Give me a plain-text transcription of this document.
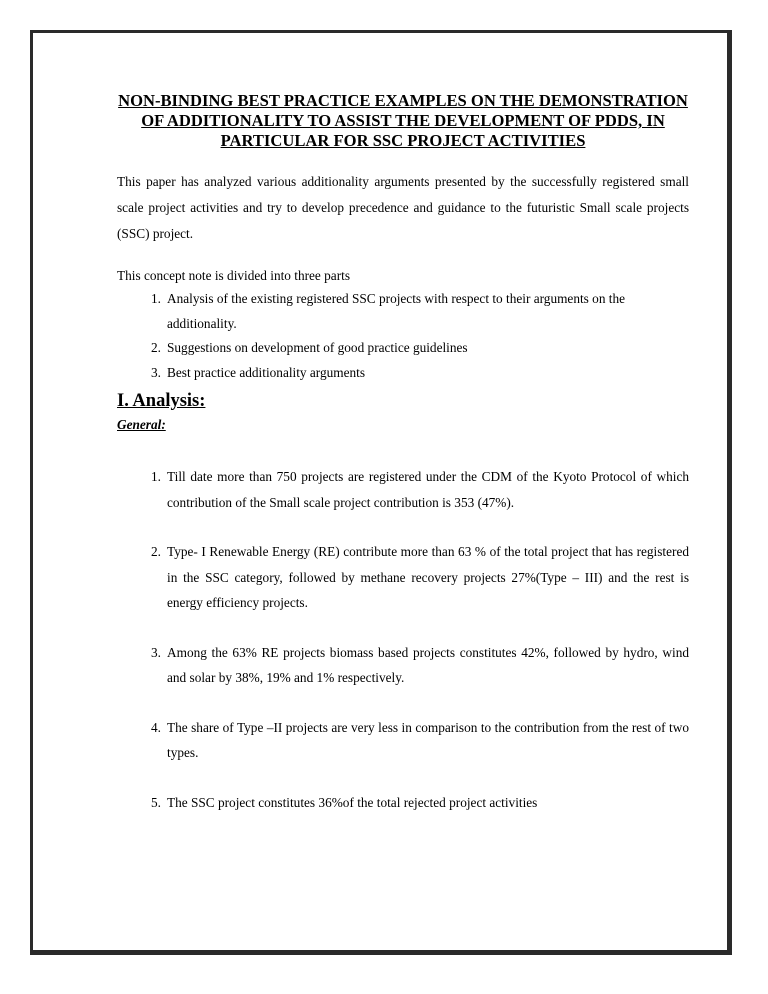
NON-BINDING BEST PRACTICE EXAMPLES ON THE DEMONSTRATION OF ADDITIONALITY TO ASSIST THE DEVELOPMENT OF PDDS, IN PARTICULAR FOR SSC PROJECT ACTIVITIES

This paper has analyzed various additionality arguments presented by the successfully registered small scale project activities and try to develop precedence and guidance to the futuristic Small scale projects (SSC) project.

This concept note is divided into three parts

1. Analysis of the existing registered SSC projects with respect to their arguments on the additionality.
2. Suggestions on development of good practice guidelines
3. Best practice additionality arguments
I. Analysis:

General:

1. Till date more than 750 projects are registered under the CDM of the Kyoto Protocol of which contribution of the Small scale project contribution is 353 (47%).
2. Type- I Renewable Energy (RE) contribute more than 63 % of the total project that has registered in the SSC category, followed by methane recovery projects 27%(Type – III) and the rest is energy efficiency projects.
3. Among the 63% RE projects biomass based projects constitutes 42%, followed by hydro, wind and solar by 38%, 19% and 1% respectively.
4. The share of Type –II projects are very less in comparison to the contribution from the rest of two types.
5. The SSC project constitutes 36%of the total rejected project activities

○ ○ ○ ○ ○

EXERCISE AIM → Find each line that has the word "Analysis", then copy it out.

REPLY TO THE EXERCISE →
1. Analysis of the existing registered SSC projects with respect to their arguments on the additionality.
I. Analysis:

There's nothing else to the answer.